Restate the following entries exactly, including every line.

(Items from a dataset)

******************************

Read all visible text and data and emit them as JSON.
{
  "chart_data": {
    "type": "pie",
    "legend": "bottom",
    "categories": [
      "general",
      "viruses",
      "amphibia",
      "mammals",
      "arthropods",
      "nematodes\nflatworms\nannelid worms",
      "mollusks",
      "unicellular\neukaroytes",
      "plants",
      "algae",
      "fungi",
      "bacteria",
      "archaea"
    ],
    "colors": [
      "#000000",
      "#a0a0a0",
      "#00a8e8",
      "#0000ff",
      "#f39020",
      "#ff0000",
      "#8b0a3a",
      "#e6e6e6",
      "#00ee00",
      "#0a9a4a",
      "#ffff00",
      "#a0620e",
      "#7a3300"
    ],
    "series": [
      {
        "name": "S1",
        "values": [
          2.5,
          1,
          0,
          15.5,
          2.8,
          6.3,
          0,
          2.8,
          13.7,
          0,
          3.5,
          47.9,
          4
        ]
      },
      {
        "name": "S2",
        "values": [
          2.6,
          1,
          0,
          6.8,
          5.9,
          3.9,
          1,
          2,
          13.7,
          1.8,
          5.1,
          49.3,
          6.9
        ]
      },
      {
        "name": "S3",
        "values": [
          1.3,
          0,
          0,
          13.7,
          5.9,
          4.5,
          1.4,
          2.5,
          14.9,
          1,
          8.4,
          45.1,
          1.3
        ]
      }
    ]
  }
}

******************************

*RESULT BELOW*:
Read all visible text and data and emit them as JSON.
{
  "chart_data": {
    "type": "pie",
    "legend": "bottom",
    "categories": [
      "general",
      "viruses",
      "amphibia",
      "mammals",
      "arthropods",
      "nematodes\nflatworms\nannelid worms",
      "mollusks",
      "unicellular\neukaroytes",
      "plants",
      "algae",
      "fungi",
      "bacteria",
      "archaea"
    ],
    "colors": [
      "#000000",
      "#a0a0a0",
      "#00a8e8",
      "#0000ff",
      "#f39020",
      "#ff0000",
      "#8b0a3a",
      "#e6e6e6",
      "#00ee00",
      "#0a9a4a",
      "#ffff00",
      "#a0620e",
      "#7a3300"
    ],
    "series": [
      {
        "name": "S1",
        "values": [
          2.5,
          1,
          0,
          15.5,
          2.8,
          6.3,
          0,
          2.8,
          13.7,
          0,
          3.5,
          47.9,
          4
        ]
      },
      {
        "name": "S2",
        "values": [
          2.6,
          1,
          0,
          6.8,
          5.9,
          3.9,
          1,
          2,
          13.7,
          1.8,
          5.1,
          49.3,
          6.9
        ]
      },
      {
        "name": "S3",
        "values": [
          1.3,
          0,
          0,
          13.7,
          5.9,
          4.5,
          1.4,
          2.5,
          14.9,
          1,
          8.4,
          45.1,
          1.3
        ]
      }
    ]
  }
}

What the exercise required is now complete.